>> Begin

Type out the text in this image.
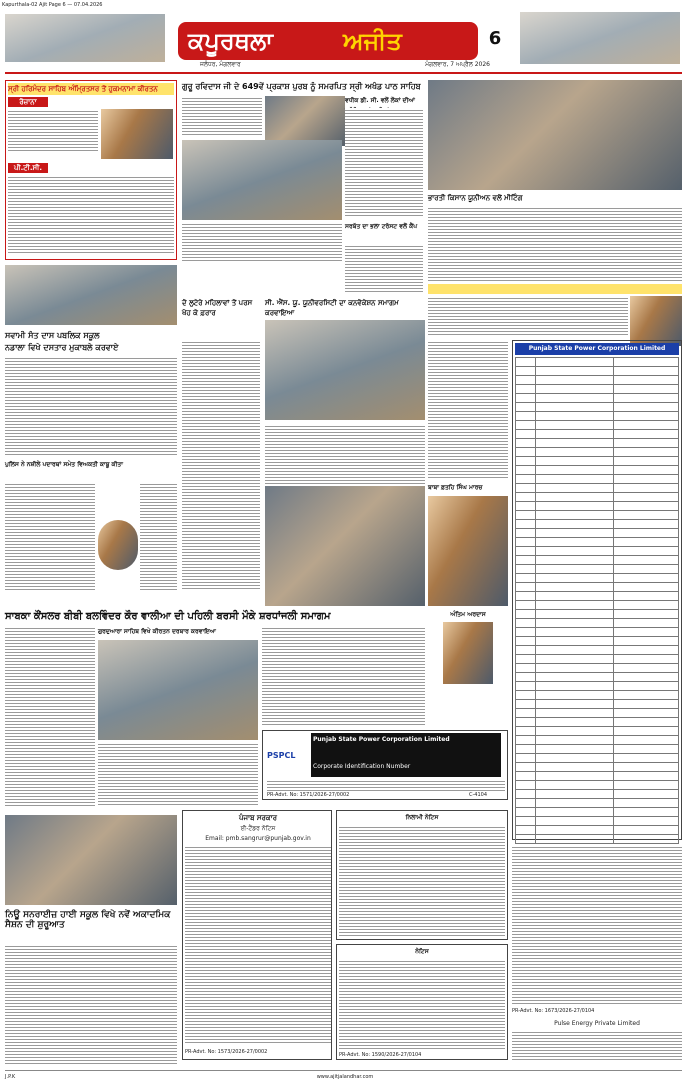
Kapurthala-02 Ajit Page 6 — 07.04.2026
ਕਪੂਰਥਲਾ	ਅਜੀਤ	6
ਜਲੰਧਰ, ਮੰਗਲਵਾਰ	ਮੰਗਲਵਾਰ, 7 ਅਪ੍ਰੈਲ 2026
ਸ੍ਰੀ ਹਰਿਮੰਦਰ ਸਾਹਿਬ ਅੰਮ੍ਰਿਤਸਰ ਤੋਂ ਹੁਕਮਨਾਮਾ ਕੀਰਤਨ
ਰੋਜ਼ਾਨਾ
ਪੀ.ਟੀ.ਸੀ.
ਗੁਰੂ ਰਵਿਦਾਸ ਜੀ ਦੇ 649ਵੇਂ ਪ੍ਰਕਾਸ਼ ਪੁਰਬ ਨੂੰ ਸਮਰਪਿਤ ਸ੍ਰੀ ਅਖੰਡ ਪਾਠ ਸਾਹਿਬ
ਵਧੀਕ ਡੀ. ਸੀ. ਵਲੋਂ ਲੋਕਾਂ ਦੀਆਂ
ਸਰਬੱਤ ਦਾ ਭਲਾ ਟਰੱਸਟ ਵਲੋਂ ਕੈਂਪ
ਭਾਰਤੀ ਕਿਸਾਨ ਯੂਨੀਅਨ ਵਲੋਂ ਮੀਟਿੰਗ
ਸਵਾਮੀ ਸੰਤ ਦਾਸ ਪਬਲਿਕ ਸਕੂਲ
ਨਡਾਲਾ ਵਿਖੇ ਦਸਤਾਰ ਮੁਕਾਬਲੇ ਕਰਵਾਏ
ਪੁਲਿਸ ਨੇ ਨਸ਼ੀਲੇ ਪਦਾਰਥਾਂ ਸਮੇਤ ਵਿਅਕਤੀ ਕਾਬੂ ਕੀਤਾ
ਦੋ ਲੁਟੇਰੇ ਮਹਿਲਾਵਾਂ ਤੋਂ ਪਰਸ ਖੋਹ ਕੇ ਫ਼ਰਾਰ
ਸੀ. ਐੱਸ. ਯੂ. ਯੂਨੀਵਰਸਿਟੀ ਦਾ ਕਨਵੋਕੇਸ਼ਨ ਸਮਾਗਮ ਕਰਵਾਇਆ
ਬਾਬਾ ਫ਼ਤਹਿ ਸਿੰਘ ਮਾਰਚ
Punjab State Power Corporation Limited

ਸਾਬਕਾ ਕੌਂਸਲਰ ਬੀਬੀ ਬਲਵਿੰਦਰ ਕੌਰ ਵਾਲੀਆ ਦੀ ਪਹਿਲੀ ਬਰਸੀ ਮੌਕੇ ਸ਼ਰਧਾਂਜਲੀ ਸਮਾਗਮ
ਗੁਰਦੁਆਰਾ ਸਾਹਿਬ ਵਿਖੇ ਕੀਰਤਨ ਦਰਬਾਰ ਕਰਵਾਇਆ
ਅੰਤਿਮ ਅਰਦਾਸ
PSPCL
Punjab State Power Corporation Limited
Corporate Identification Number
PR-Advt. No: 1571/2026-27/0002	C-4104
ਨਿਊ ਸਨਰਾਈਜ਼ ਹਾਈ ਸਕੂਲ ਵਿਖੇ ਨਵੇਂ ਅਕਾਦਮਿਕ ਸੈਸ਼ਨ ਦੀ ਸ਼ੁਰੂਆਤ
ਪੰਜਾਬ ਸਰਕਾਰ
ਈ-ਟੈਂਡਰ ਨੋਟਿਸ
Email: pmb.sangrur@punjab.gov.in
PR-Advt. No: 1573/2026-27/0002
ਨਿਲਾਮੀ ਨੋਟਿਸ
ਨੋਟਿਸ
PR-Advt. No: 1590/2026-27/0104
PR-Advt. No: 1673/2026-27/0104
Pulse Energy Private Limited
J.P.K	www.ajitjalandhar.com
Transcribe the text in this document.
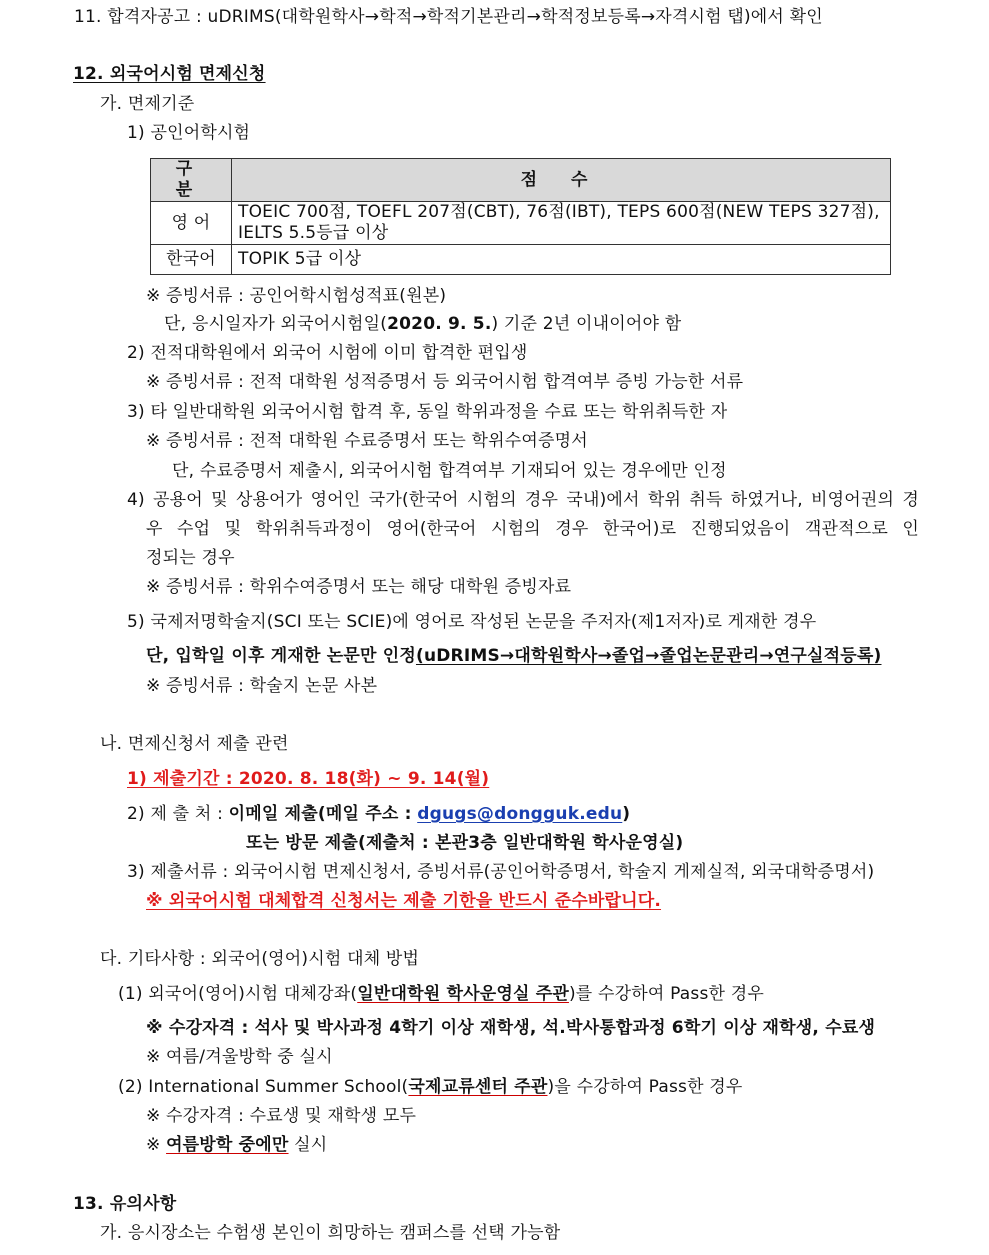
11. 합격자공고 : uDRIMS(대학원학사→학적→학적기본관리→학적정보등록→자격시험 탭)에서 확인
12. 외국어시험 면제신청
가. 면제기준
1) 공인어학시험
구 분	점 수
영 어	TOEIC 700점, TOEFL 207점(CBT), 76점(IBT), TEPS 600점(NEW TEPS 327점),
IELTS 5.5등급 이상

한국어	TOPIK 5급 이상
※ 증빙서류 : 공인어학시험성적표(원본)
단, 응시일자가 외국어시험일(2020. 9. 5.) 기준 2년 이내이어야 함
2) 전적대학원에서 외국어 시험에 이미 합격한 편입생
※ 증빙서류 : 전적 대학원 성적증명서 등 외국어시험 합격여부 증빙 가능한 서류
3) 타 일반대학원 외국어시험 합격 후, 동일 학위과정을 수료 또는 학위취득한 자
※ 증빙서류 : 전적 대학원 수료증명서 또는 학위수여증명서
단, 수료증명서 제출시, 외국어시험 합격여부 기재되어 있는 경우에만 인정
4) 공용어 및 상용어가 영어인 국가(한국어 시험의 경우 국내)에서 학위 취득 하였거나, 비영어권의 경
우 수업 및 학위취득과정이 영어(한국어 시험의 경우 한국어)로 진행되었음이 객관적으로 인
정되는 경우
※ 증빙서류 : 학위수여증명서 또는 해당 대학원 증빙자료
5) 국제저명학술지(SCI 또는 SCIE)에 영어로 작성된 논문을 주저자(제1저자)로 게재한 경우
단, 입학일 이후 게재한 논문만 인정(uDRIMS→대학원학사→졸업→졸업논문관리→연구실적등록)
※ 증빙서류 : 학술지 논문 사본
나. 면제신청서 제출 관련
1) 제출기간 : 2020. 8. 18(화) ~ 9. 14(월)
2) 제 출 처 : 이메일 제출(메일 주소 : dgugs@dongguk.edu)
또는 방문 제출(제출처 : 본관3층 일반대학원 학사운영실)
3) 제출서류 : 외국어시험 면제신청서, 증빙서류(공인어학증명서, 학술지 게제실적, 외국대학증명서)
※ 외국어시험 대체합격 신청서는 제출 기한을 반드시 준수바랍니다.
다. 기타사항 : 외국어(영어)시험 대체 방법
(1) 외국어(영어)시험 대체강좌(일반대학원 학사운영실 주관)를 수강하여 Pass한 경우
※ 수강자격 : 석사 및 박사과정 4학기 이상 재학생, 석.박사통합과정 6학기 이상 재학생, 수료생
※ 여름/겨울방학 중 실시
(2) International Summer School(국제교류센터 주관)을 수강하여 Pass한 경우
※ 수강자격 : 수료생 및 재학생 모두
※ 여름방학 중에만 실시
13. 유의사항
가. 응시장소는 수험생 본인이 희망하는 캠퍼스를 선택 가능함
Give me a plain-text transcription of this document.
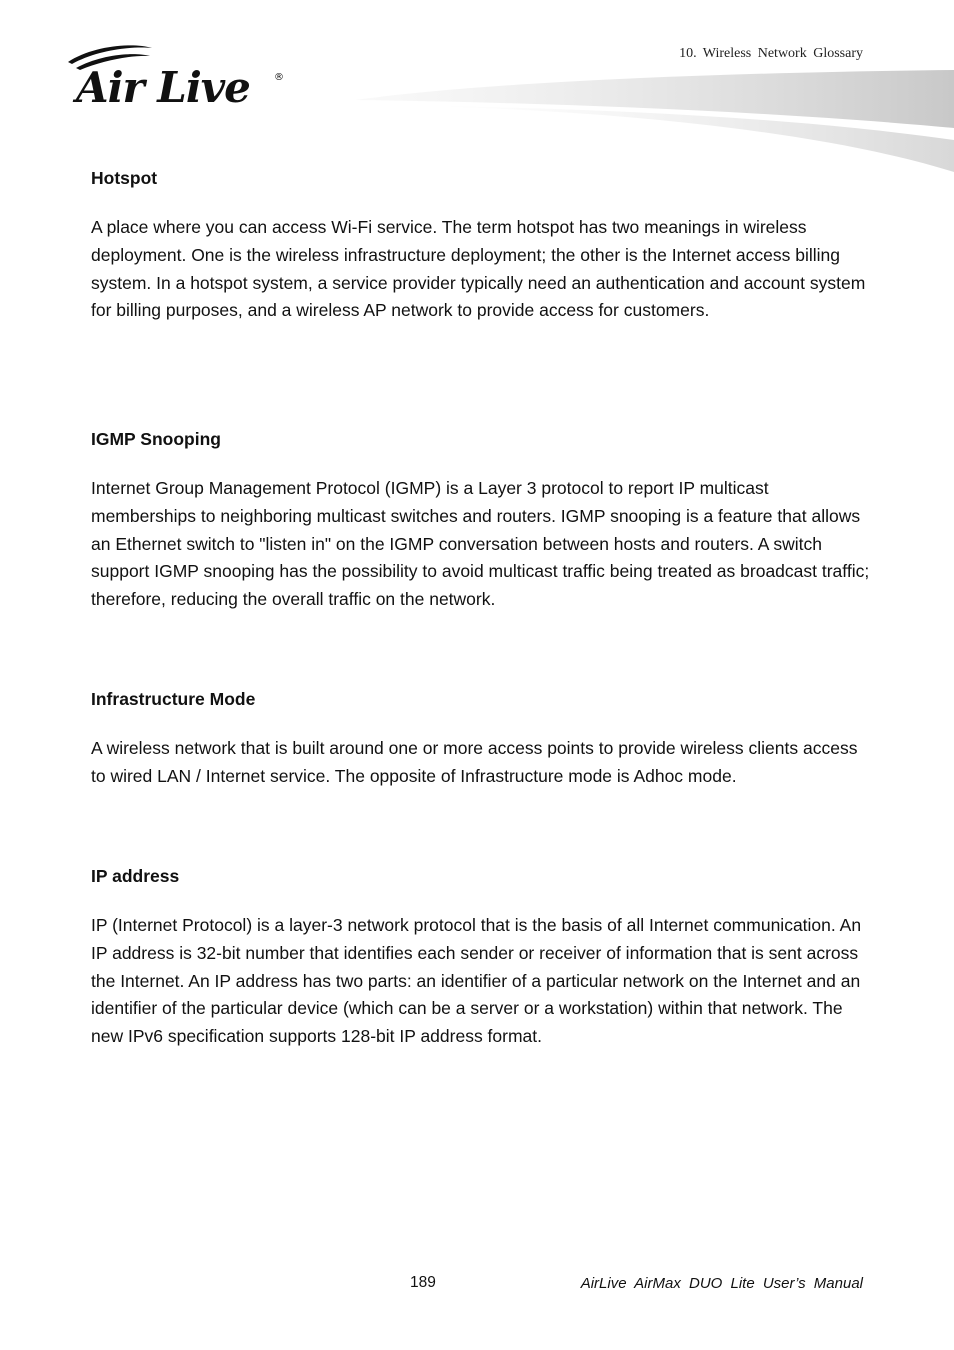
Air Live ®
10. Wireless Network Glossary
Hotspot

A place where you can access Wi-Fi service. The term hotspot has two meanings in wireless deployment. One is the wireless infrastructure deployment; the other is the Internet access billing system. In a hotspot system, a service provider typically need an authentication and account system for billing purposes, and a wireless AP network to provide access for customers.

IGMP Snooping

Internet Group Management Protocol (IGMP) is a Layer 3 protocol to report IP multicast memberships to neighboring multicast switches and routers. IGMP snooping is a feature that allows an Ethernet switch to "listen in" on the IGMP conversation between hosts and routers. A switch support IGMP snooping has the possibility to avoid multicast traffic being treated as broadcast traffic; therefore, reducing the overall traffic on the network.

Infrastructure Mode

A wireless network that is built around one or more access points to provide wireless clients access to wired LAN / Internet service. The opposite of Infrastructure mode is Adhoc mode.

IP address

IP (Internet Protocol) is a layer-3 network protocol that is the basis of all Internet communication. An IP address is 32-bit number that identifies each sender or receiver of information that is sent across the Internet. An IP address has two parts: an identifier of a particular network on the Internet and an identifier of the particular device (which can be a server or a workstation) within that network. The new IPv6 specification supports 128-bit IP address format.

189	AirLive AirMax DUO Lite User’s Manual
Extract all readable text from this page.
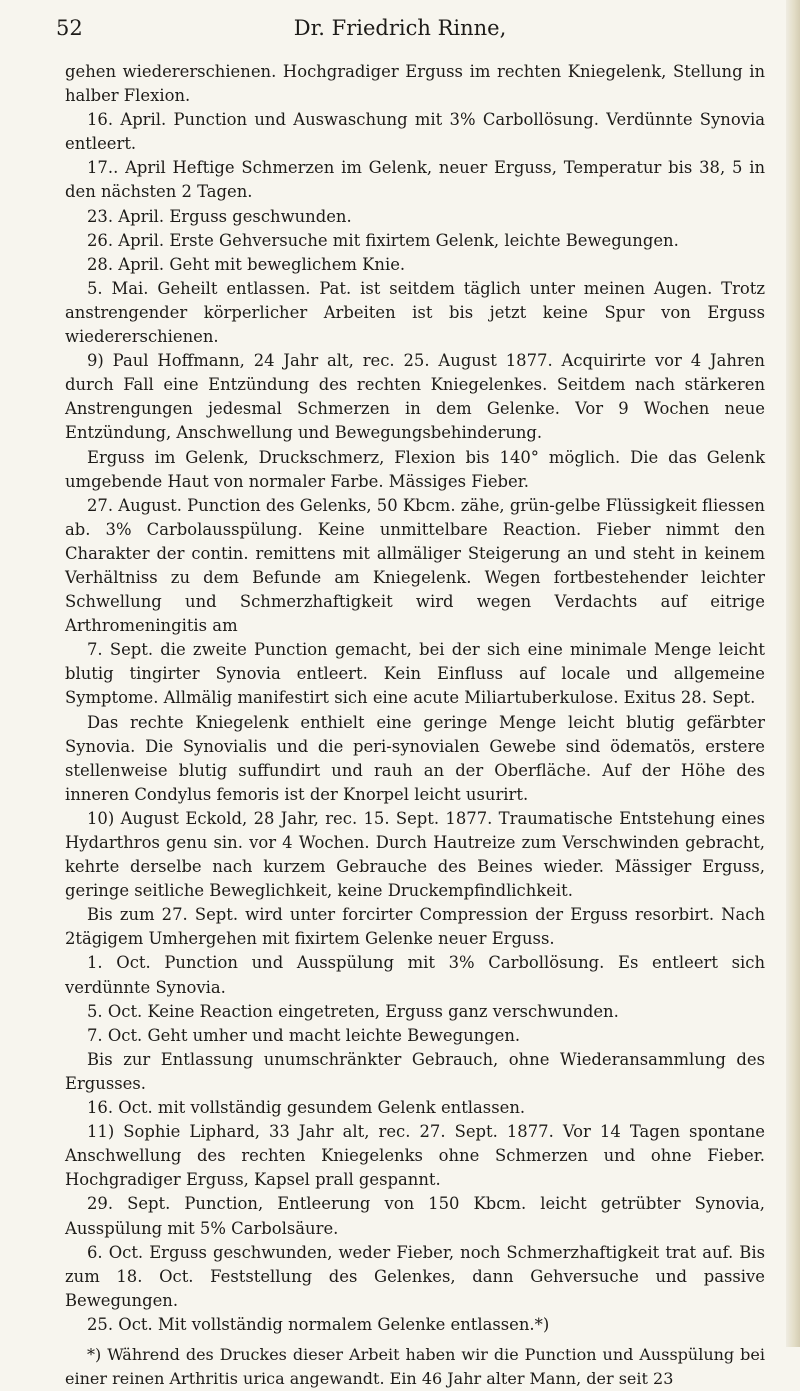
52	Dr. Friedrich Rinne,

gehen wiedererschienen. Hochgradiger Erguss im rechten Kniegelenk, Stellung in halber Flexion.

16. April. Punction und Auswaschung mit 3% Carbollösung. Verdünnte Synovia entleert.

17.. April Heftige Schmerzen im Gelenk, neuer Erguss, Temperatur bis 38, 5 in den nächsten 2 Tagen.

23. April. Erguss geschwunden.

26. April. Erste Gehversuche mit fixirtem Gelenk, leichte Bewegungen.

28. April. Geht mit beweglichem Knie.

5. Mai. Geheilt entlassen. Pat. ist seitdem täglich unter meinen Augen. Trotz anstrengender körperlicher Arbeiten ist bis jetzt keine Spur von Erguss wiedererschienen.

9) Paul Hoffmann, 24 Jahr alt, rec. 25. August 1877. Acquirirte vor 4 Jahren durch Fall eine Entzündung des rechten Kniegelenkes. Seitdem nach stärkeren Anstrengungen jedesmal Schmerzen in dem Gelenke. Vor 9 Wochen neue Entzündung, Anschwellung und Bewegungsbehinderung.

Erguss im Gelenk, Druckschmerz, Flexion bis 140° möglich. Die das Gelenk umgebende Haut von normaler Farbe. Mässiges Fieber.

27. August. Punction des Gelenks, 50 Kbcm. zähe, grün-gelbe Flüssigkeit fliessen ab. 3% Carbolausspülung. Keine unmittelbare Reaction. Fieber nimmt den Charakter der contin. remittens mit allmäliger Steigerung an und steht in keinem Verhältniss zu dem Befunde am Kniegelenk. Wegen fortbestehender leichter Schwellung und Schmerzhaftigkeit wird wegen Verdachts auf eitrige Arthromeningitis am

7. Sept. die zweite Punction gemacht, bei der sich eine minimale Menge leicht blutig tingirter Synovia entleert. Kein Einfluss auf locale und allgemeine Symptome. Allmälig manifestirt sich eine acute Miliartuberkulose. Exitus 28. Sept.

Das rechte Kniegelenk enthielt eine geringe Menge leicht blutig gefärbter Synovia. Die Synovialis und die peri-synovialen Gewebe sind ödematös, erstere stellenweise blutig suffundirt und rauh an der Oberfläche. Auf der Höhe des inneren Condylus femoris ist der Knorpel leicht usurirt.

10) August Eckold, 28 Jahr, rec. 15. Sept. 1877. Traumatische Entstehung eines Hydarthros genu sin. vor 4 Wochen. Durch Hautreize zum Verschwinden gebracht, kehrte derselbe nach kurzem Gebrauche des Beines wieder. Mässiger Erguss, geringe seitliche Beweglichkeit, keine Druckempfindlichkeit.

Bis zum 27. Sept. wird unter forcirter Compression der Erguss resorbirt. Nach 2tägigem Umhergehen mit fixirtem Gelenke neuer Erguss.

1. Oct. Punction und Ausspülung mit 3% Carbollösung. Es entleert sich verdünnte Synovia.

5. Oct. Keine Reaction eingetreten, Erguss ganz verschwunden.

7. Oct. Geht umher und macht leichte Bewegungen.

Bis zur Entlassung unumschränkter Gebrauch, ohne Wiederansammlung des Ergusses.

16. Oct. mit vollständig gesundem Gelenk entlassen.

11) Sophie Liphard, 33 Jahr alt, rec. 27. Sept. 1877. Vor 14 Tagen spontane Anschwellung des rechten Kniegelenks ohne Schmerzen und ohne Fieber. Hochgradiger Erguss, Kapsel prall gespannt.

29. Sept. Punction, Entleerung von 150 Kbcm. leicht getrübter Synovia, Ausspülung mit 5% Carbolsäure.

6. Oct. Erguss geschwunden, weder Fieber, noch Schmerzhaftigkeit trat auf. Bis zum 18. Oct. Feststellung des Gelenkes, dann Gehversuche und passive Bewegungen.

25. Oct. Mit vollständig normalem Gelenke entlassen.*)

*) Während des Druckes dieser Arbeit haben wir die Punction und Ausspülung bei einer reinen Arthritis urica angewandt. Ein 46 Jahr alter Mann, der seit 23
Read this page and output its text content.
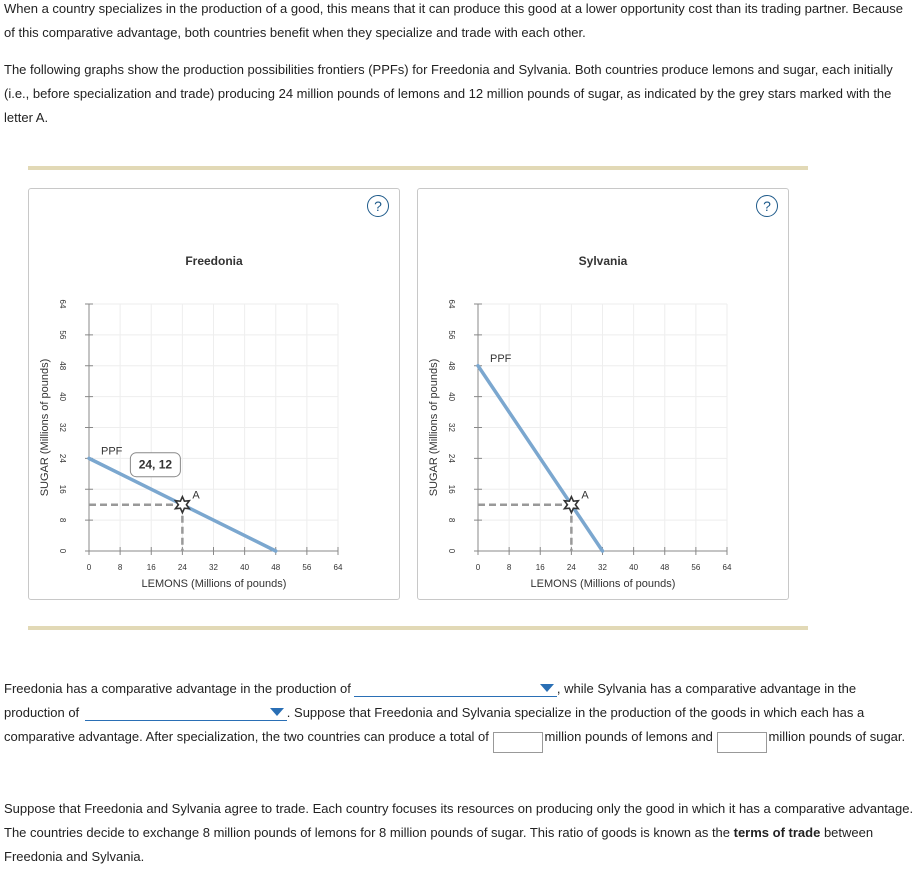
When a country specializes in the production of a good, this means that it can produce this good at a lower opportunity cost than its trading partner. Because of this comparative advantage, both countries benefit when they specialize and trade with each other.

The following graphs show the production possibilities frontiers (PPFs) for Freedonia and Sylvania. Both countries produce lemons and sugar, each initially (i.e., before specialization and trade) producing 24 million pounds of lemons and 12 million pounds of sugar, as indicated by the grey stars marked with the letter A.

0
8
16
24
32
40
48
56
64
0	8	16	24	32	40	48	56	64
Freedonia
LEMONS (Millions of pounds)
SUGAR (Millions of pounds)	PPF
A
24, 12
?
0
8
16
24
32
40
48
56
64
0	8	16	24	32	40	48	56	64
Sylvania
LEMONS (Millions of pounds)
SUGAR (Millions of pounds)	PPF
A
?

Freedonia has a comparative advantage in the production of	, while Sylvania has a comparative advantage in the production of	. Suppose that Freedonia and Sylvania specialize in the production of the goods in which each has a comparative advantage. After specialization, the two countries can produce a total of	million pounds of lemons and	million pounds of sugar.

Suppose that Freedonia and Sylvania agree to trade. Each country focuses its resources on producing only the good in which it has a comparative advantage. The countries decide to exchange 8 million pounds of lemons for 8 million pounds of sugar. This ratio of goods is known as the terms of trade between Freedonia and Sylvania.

>> End

_TASK TO COMPLETE:_ Show each line of the data that contains the string "Sylvania".

_COMPLETED EXERCISE:_
The following graphs show the production possibilities frontiers (PPFs) for Freedonia and Sylvania. Both countries produce lemons and sugar, each initially (i.e., before specialization and trade) producing 24 million pounds of lemons and 12 million pounds of sugar, as indicated by the grey stars marked with the letter A.
Sylvania
Freedonia has a comparative advantage in the production of	, while Sylvania has a comparative advantage in the production of	. Suppose that Freedonia and Sylvania specialize in the production of the goods in which each has a comparative advantage. After specialization, the two countries can produce a total of	million pounds of lemons and	million pounds of sugar.
Suppose that Freedonia and Sylvania agree to trade. Each country focuses its resources on producing only the good in which it has a comparative advantage. The countries decide to exchange 8 million pounds of lemons for 8 million pounds of sugar. This ratio of goods is known as the terms of trade between Freedonia and Sylvania.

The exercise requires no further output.